* start *
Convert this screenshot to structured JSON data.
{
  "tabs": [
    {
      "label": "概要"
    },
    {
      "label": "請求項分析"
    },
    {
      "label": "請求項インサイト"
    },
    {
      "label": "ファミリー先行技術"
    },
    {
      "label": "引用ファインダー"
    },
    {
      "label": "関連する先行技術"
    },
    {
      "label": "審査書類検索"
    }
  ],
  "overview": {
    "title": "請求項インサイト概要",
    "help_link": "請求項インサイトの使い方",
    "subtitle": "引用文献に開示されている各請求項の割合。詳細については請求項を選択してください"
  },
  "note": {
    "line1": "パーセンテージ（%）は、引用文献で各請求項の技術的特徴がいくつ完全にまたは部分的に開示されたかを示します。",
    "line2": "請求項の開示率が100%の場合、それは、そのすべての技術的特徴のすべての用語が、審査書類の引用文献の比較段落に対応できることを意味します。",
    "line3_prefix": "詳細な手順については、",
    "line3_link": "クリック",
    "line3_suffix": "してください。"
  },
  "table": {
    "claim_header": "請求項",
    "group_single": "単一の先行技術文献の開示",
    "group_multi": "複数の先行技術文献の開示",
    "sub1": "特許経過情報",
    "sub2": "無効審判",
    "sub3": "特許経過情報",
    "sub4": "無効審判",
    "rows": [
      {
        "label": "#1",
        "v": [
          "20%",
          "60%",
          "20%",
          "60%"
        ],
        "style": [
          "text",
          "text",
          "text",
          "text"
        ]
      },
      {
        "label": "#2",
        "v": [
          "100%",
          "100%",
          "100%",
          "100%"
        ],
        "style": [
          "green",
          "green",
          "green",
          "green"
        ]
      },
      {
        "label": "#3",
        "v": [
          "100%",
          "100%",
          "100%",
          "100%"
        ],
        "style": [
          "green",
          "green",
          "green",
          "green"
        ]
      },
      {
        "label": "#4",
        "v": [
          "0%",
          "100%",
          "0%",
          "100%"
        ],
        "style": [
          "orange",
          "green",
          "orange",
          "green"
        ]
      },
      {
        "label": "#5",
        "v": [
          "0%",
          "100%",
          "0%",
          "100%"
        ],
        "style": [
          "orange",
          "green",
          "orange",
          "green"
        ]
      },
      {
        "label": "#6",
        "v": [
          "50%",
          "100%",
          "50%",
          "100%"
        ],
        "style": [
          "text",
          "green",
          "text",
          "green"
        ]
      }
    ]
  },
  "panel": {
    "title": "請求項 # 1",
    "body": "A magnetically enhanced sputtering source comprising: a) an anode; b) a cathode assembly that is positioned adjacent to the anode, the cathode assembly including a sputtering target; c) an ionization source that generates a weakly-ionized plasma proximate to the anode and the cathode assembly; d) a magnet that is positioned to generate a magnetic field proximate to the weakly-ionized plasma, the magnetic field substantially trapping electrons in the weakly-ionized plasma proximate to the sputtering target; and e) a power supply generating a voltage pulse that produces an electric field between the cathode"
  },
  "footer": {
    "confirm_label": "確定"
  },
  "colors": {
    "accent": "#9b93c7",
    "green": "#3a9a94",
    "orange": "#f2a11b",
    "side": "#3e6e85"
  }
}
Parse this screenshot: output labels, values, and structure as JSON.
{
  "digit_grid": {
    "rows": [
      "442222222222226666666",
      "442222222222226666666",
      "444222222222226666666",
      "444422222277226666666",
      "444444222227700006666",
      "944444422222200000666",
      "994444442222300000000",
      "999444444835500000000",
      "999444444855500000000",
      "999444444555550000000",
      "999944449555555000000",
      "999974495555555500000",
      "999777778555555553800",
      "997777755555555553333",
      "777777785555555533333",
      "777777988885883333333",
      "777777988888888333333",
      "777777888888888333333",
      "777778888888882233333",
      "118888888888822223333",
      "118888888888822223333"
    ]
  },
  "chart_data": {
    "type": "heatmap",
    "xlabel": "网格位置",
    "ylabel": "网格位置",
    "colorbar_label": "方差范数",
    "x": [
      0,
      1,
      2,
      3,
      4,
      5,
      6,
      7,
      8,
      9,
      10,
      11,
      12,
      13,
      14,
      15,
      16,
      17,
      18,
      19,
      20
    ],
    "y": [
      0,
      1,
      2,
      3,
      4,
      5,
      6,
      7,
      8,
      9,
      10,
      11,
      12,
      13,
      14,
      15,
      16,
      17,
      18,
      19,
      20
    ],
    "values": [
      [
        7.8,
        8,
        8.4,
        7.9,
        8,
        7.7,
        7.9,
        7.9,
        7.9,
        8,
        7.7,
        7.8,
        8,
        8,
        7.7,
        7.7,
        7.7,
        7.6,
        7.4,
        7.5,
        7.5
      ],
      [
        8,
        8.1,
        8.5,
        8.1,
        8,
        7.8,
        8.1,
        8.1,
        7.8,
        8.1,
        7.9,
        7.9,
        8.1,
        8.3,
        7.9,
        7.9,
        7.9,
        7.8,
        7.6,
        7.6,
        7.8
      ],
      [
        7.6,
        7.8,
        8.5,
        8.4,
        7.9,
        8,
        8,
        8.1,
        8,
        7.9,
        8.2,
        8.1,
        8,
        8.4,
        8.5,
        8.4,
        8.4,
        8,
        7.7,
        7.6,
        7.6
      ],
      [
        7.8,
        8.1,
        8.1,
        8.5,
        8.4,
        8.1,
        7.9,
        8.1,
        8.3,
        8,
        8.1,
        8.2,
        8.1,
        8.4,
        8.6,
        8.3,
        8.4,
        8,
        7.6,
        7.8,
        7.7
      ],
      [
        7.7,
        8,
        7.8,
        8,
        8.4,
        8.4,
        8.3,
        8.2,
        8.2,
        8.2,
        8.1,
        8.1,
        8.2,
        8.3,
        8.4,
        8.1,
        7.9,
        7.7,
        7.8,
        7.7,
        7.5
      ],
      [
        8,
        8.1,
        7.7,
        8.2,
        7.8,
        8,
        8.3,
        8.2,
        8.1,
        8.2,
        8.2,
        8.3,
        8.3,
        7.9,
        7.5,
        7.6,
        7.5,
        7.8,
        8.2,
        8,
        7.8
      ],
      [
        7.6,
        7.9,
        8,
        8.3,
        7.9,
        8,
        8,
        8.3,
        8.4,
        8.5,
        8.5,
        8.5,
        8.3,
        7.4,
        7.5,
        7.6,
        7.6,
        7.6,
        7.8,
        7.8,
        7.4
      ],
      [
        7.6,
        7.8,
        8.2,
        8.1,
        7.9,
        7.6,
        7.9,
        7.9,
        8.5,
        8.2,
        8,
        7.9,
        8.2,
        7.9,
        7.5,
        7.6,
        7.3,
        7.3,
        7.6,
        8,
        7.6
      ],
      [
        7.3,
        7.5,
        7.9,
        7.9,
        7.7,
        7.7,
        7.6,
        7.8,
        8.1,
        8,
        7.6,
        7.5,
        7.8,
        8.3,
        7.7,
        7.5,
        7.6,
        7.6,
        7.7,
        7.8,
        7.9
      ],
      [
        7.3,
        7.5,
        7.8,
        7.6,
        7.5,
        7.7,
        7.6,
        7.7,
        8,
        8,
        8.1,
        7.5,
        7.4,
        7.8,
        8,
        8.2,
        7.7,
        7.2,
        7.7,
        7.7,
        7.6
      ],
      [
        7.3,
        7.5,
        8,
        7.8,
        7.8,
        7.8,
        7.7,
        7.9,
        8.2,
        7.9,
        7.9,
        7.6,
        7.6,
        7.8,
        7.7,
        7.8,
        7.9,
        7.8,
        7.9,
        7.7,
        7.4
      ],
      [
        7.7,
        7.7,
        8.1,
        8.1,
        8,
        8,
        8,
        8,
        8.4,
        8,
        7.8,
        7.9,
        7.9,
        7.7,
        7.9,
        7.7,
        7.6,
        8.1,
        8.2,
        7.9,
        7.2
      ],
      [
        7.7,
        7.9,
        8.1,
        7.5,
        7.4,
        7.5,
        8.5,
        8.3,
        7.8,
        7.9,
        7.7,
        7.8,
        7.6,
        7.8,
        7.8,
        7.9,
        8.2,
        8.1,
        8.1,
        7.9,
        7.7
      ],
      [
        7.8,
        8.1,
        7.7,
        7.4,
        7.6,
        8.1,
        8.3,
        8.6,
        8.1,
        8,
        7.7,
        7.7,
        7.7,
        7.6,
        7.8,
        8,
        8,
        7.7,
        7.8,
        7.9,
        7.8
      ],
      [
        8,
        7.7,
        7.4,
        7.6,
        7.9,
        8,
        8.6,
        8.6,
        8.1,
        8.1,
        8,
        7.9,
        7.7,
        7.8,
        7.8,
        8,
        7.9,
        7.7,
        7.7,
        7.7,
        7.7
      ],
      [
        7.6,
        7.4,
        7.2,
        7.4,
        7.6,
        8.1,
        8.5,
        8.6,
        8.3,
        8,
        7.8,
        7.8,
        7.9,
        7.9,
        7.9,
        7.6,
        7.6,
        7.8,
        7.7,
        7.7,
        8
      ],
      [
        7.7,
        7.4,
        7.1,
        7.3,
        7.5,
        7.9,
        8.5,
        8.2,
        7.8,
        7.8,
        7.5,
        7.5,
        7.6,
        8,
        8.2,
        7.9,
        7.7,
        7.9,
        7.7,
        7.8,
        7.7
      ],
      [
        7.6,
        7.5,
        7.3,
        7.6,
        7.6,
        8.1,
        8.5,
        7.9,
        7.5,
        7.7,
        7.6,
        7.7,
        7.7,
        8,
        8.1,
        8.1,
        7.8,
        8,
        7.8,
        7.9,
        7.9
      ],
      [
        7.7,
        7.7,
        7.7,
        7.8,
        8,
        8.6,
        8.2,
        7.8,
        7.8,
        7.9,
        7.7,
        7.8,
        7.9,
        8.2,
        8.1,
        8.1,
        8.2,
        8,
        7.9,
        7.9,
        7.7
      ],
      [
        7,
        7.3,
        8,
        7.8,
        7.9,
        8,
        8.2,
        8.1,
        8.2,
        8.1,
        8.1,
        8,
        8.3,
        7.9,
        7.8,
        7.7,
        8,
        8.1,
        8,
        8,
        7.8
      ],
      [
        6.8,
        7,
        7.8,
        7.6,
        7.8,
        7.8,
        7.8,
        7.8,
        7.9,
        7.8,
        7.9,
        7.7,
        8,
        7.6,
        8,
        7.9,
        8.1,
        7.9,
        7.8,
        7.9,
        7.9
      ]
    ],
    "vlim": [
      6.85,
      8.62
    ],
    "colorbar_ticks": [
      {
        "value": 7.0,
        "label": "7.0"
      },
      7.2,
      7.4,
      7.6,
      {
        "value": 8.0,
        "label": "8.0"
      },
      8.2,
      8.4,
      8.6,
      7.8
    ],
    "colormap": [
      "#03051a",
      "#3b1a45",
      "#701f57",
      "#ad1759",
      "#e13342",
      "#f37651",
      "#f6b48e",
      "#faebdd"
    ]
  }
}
* end *
[What this task involves] Every line that holds the string "values" should be returned.

[Reply]
Parse this screenshot: output labels, values, and structure as JSON.
    "values": [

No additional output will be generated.